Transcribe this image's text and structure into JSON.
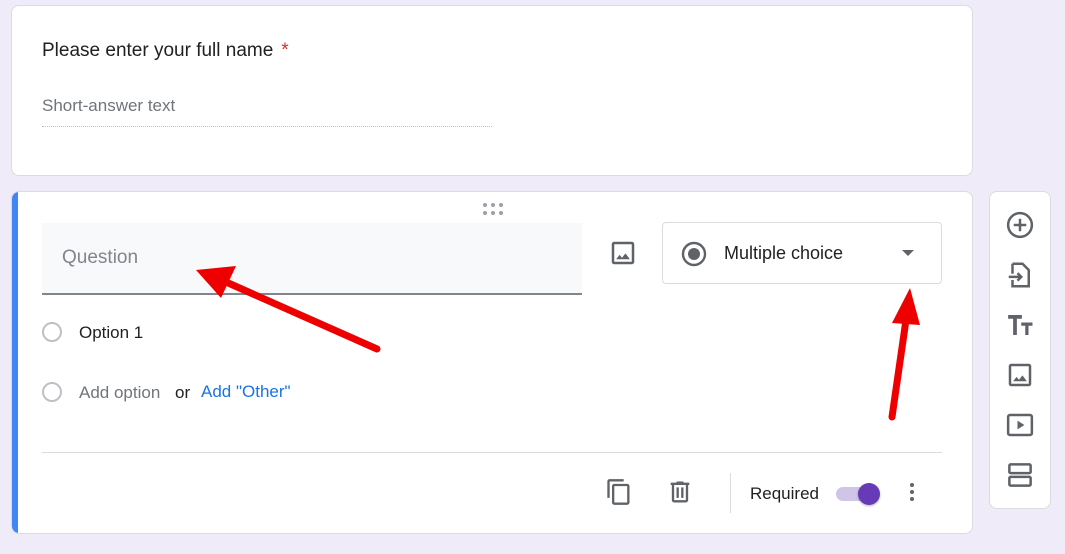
{
  "question1": {
    "title": "Please enter your full name",
    "required_marker": "*",
    "placeholder": "Short-answer text"
  },
  "question2": {
    "title_placeholder": "Question",
    "type_selector": {
      "icon": "radio-checked-icon",
      "value": "Multiple choice"
    },
    "options": [
      {
        "label": "Option 1"
      }
    ],
    "add_option": {
      "label": "Add option",
      "or": "or",
      "add_other": "Add \"Other\""
    },
    "footer": {
      "required_label": "Required",
      "required_on": true
    }
  },
  "side_toolbar": [
    {
      "name": "add-question-icon"
    },
    {
      "name": "import-questions-icon"
    },
    {
      "name": "add-title-icon"
    },
    {
      "name": "add-image-icon"
    },
    {
      "name": "add-video-icon"
    },
    {
      "name": "add-section-icon"
    }
  ],
  "colors": {
    "background": "#f0ebf8",
    "accent_bar": "#4285f4",
    "toggle": "#673ab7",
    "link": "#1a73e8",
    "required_star": "#d93025",
    "annotation_arrows": "#ee0000"
  }
}
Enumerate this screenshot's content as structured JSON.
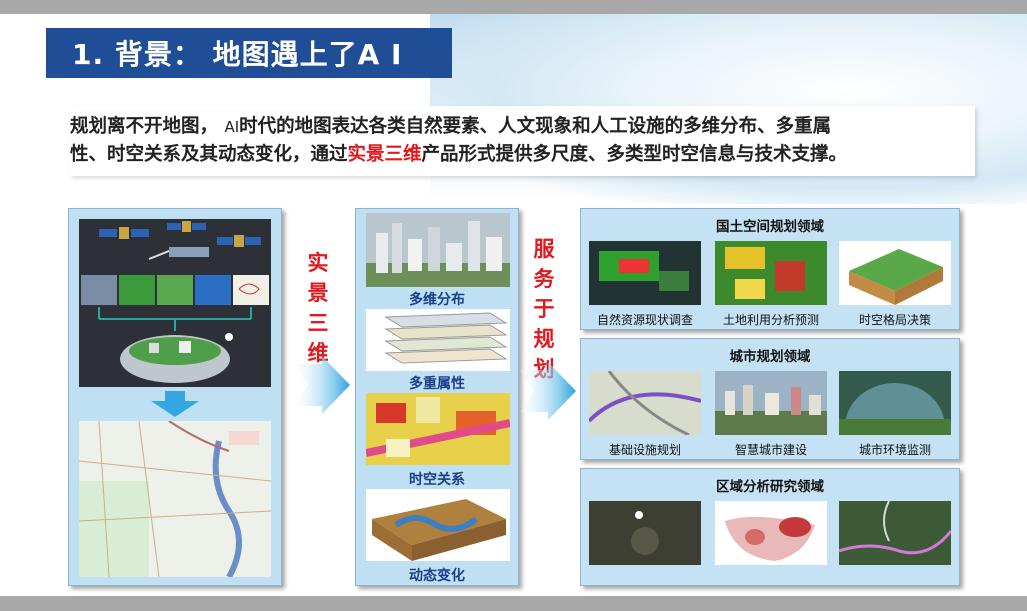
{
  "header": {
    "title": "1. 背景：  地图遇上了A I"
  },
  "intro": {
    "part1": "规划离不开地图，",
    "ai_text": "AI",
    "part2": "时代的地图表达各类自然要素、人文现象和人工设施的多维分布、多重属",
    "part3": "性、时空关系及其动态变化，通过",
    "highlight": "实景三维",
    "part4": "产品形式提供多尺度、多类型时空信息与技术支撑。"
  },
  "left_arrow_text": [
    "实",
    "景",
    "三",
    "维"
  ],
  "right_arrow_text": [
    "服",
    "务",
    "于",
    "规",
    "划"
  ],
  "middle": {
    "items": [
      {
        "label": "多维分布"
      },
      {
        "label": "多重属性"
      },
      {
        "label": "时空关系"
      },
      {
        "label": "动态变化"
      }
    ]
  },
  "right": {
    "sections": [
      {
        "title": "国土空间规划领域",
        "thumbs": [
          "自然资源现状调查",
          "土地利用分析预测",
          "时空格局决策"
        ]
      },
      {
        "title": "城市规划领域",
        "thumbs": [
          "基础设施规划",
          "智慧城市建设",
          "城市环境监测"
        ]
      },
      {
        "title": "区域分析研究领域",
        "thumbs": [
          "",
          "",
          ""
        ]
      }
    ]
  },
  "colors": {
    "title_bg": "#1f4e96",
    "highlight": "#e0191e",
    "panel_bg": "#bfe0f3",
    "label_blue": "#1a3e8a"
  }
}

————————

▶ _Goal of the exercise_
Quote the full listing above word for word; exclude every picture from the copy.

▶ _Output for this task_
Transcribe this image's text and structure into JSON.
{
  "question1": {
    "title": "Please enter your full name",
    "required_marker": "*",
    "placeholder": "Short-answer text"
  },
  "question2": {
    "title_placeholder": "Question",
    "type_selector": {
      "icon": "radio-checked-icon",
      "value": "Multiple choice"
    },
    "options": [
      {
        "label": "Option 1"
      }
    ],
    "add_option": {
      "label": "Add option",
      "or": "or",
      "add_other": "Add \"Other\""
    },
    "footer": {
      "required_label": "Required",
      "required_on": true
    }
  },
  "side_toolbar": [
    {
      "name": "add-question-icon"
    },
    {
      "name": "import-questions-icon"
    },
    {
      "name": "add-title-icon"
    },
    {
      "name": "add-image-icon"
    },
    {
      "name": "add-video-icon"
    },
    {
      "name": "add-section-icon"
    }
  ],
  "colors": {
    "background": "#f0ebf8",
    "accent_bar": "#4285f4",
    "toggle": "#673ab7",
    "link": "#1a73e8",
    "required_star": "#d93025",
    "annotation_arrows": "#ee0000"
  }
}
Enumerate this screenshot's content as structured JSON.
{
  "header": {
    "title": "1. 背景：  地图遇上了A I"
  },
  "intro": {
    "part1": "规划离不开地图，",
    "ai_text": "AI",
    "part2": "时代的地图表达各类自然要素、人文现象和人工设施的多维分布、多重属",
    "part3": "性、时空关系及其动态变化，通过",
    "highlight": "实景三维",
    "part4": "产品形式提供多尺度、多类型时空信息与技术支撑。"
  },
  "left_arrow_text": [
    "实",
    "景",
    "三",
    "维"
  ],
  "right_arrow_text": [
    "服",
    "务",
    "于",
    "规",
    "划"
  ],
  "middle": {
    "items": [
      {
        "label": "多维分布"
      },
      {
        "label": "多重属性"
      },
      {
        "label": "时空关系"
      },
      {
        "label": "动态变化"
      }
    ]
  },
  "right": {
    "sections": [
      {
        "title": "国土空间规划领域",
        "thumbs": [
          "自然资源现状调查",
          "土地利用分析预测",
          "时空格局决策"
        ]
      },
      {
        "title": "城市规划领域",
        "thumbs": [
          "基础设施规划",
          "智慧城市建设",
          "城市环境监测"
        ]
      },
      {
        "title": "区域分析研究领域",
        "thumbs": [
          "",
          "",
          ""
        ]
      }
    ]
  },
  "colors": {
    "title_bg": "#1f4e96",
    "highlight": "#e0191e",
    "panel_bg": "#bfe0f3",
    "label_blue": "#1a3e8a"
  }
}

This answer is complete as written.